_AIM OF THE EXERCISE_. Exclude the pictures, then repeat the remaining data exactly.
┄┄┄┄┄┄┄┄┄┄┄┄┄┄┄┄┄┄┄┄
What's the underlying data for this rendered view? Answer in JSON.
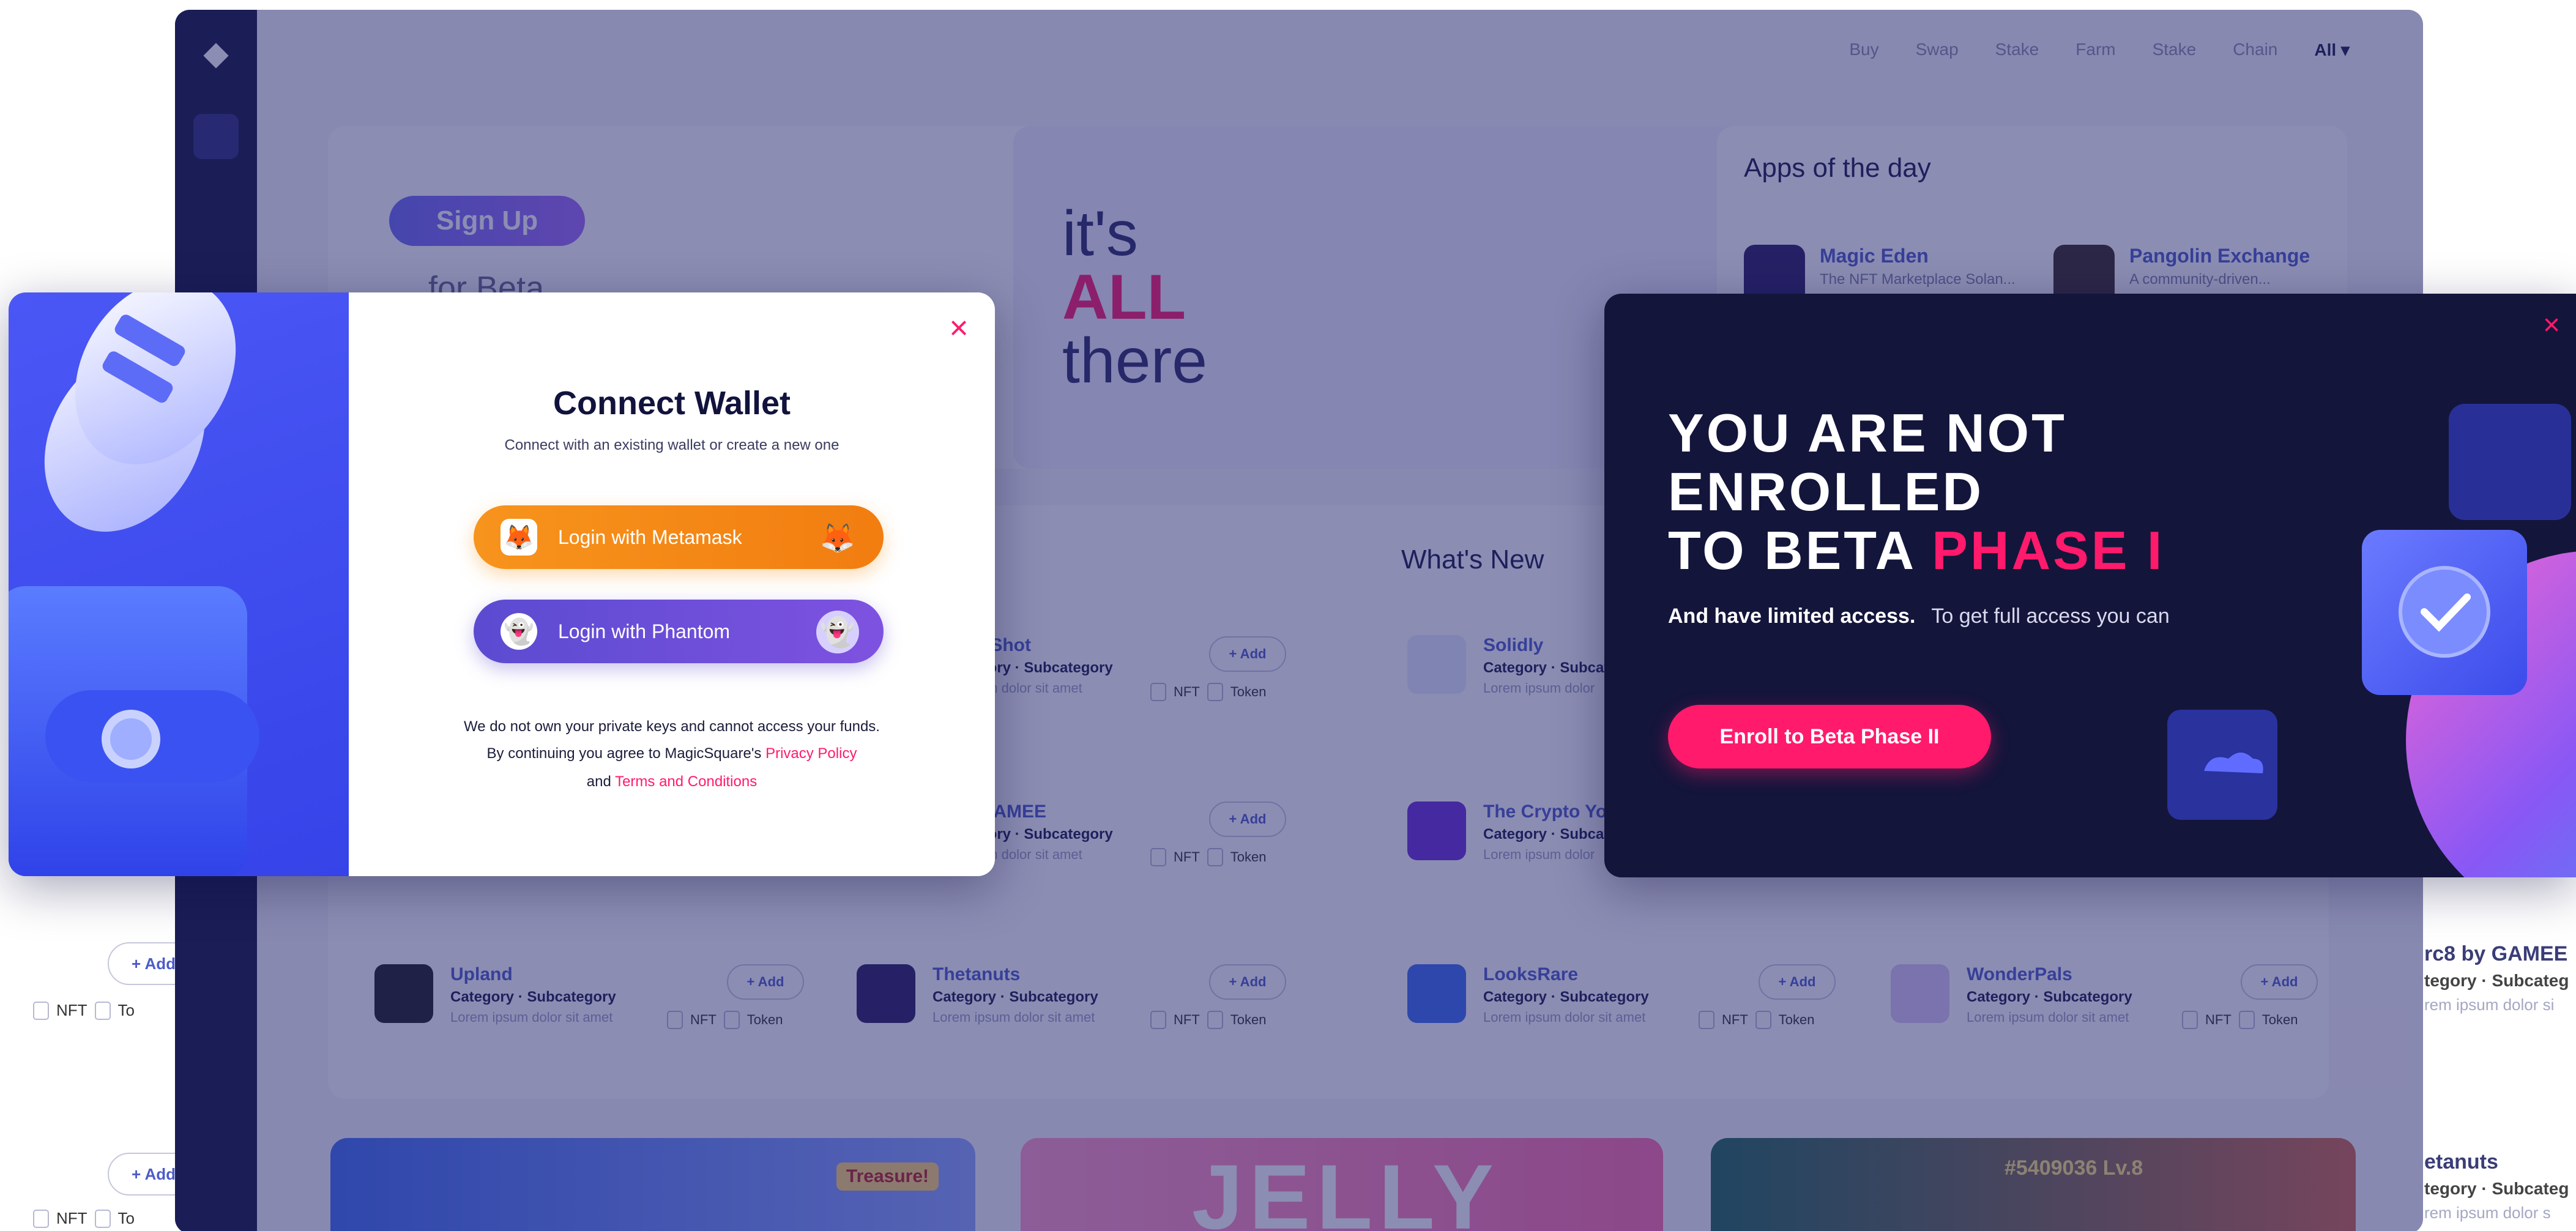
{
  "background": {
    "topbar_filters": [
      "Buy",
      "Swap",
      "Stake",
      "Farm",
      "Stake"
    ],
    "chain_label": "Chain",
    "chain_value": "All",
    "signup_label": "Sign Up",
    "for_beta": "for Beta",
    "itsall_1": "it's",
    "itsall_2": "ALL",
    "itsall_3": "there",
    "apps_of_day_title": "Apps of the day",
    "apps_of_day": [
      {
        "name": "Magic Eden",
        "desc": "The NFT Marketplace Solan..."
      },
      {
        "name": "Pangolin Exchange",
        "desc": "A community-driven..."
      }
    ],
    "whats_new_title": "What's New",
    "items": [
      {
        "name": "Solidly",
        "cat": "Category · Subcategory",
        "desc": "Lorem ipsum dolor"
      },
      {
        "name": "The Crypto Yo",
        "cat": "Category · Subcategory",
        "desc": "Lorem ipsum dolor"
      },
      {
        "name": "LooksRare",
        "cat": "Category · Subcategory",
        "desc": "Lorem ipsum dolor sit amet"
      },
      {
        "name": "WonderPals",
        "cat": "Category · Subcategory",
        "desc": "Lorem ipsum dolor sit amet"
      },
      {
        "name": "Upland",
        "cat": "Category · Subcategory",
        "desc": "Lorem ipsum dolor sit amet"
      },
      {
        "name": "Thetanuts",
        "cat": "Category · Subcategory",
        "desc": "Lorem ipsum dolor sit amet"
      },
      {
        "name": "pShot",
        "cat": "gory · Subcategory",
        "desc": "um dolor sit amet"
      },
      {
        "name": "GAMEE",
        "cat": "gory · Subcategory",
        "desc": "um dolor sit amet"
      }
    ],
    "add_label": "+ Add",
    "add_peek": "+ Add",
    "nft_label": "NFT",
    "token_label": "Token",
    "token_peek": "To",
    "right_peek_1": {
      "name": "rc8 by GAMEE",
      "cat": "tegory · Subcateg",
      "desc": "rem ipsum dolor si"
    },
    "right_peek_2": {
      "name": "etanuts",
      "cat": "tegory · Subcateg",
      "desc": "rem ipsum dolor s"
    },
    "banner_text": "JELLY",
    "banner_treasure": "Treasure!",
    "banner_id": "#5409036 Lv.8"
  },
  "connect_wallet": {
    "title": "Connect Wallet",
    "subtitle": "Connect with an existing wallet or create a new one",
    "metamask_label": "Login with Metamask",
    "phantom_label": "Login with Phantom",
    "footer_line1": "We do not own your private keys and cannot access your funds.",
    "footer_line2_prefix": "By continuing you agree to MagicSquare's",
    "privacy_link": "Privacy Policy",
    "footer_line3_prefix": "and",
    "terms_link": "Terms and Conditions",
    "close_glyph": "×"
  },
  "beta_modal": {
    "heading_line1": "YOU ARE NOT",
    "heading_line2": "ENROLLED",
    "heading_line3": "TO BETA",
    "heading_highlight": "PHASE I",
    "desc_bold": "And have limited access.",
    "desc_light": "To get full access you can",
    "enroll_label": "Enroll to Beta Phase II",
    "close_glyph": "×"
  },
  "colors": {
    "accent_pink": "#ff1a6c",
    "metamask_orange": "#f7941d",
    "phantom_purple": "#6a4fd8",
    "wallet_blue": "#3f4cf0",
    "beta_bg": "#14153b"
  },
  "icons": {
    "metamask": "fox-icon",
    "phantom": "ghost-icon",
    "close": "close-icon"
  }
}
┄┄┄┄┄┄┄┄┄┄┄┄┄┄┄┄┄┄┄┄
_COMPLETED EXERCISE_.
What's the underlying data for this rendered view? Answer in JSON.
{
  "background": {
    "topbar_filters": [
      "Buy",
      "Swap",
      "Stake",
      "Farm",
      "Stake"
    ],
    "chain_label": "Chain",
    "chain_value": "All",
    "signup_label": "Sign Up",
    "for_beta": "for Beta",
    "itsall_1": "it's",
    "itsall_2": "ALL",
    "itsall_3": "there",
    "apps_of_day_title": "Apps of the day",
    "apps_of_day": [
      {
        "name": "Magic Eden",
        "desc": "The NFT Marketplace Solan..."
      },
      {
        "name": "Pangolin Exchange",
        "desc": "A community-driven..."
      }
    ],
    "whats_new_title": "What's New",
    "items": [
      {
        "name": "Solidly",
        "cat": "Category · Subcategory",
        "desc": "Lorem ipsum dolor"
      },
      {
        "name": "The Crypto Yo",
        "cat": "Category · Subcategory",
        "desc": "Lorem ipsum dolor"
      },
      {
        "name": "LooksRare",
        "cat": "Category · Subcategory",
        "desc": "Lorem ipsum dolor sit amet"
      },
      {
        "name": "WonderPals",
        "cat": "Category · Subcategory",
        "desc": "Lorem ipsum dolor sit amet"
      },
      {
        "name": "Upland",
        "cat": "Category · Subcategory",
        "desc": "Lorem ipsum dolor sit amet"
      },
      {
        "name": "Thetanuts",
        "cat": "Category · Subcategory",
        "desc": "Lorem ipsum dolor sit amet"
      },
      {
        "name": "pShot",
        "cat": "gory · Subcategory",
        "desc": "um dolor sit amet"
      },
      {
        "name": "GAMEE",
        "cat": "gory · Subcategory",
        "desc": "um dolor sit amet"
      }
    ],
    "add_label": "+ Add",
    "add_peek": "+ Add",
    "nft_label": "NFT",
    "token_label": "Token",
    "token_peek": "To",
    "right_peek_1": {
      "name": "rc8 by GAMEE",
      "cat": "tegory · Subcateg",
      "desc": "rem ipsum dolor si"
    },
    "right_peek_2": {
      "name": "etanuts",
      "cat": "tegory · Subcateg",
      "desc": "rem ipsum dolor s"
    },
    "banner_text": "JELLY",
    "banner_treasure": "Treasure!",
    "banner_id": "#5409036 Lv.8"
  },
  "connect_wallet": {
    "title": "Connect Wallet",
    "subtitle": "Connect with an existing wallet or create a new one",
    "metamask_label": "Login with Metamask",
    "phantom_label": "Login with Phantom",
    "footer_line1": "We do not own your private keys and cannot access your funds.",
    "footer_line2_prefix": "By continuing you agree to MagicSquare's",
    "privacy_link": "Privacy Policy",
    "footer_line3_prefix": "and",
    "terms_link": "Terms and Conditions",
    "close_glyph": "×"
  },
  "beta_modal": {
    "heading_line1": "YOU ARE NOT",
    "heading_line2": "ENROLLED",
    "heading_line3": "TO BETA",
    "heading_highlight": "PHASE I",
    "desc_bold": "And have limited access.",
    "desc_light": "To get full access you can",
    "enroll_label": "Enroll to Beta Phase II",
    "close_glyph": "×"
  },
  "colors": {
    "accent_pink": "#ff1a6c",
    "metamask_orange": "#f7941d",
    "phantom_purple": "#6a4fd8",
    "wallet_blue": "#3f4cf0",
    "beta_bg": "#14153b"
  },
  "icons": {
    "metamask": "fox-icon",
    "phantom": "ghost-icon",
    "close": "close-icon"
  }
}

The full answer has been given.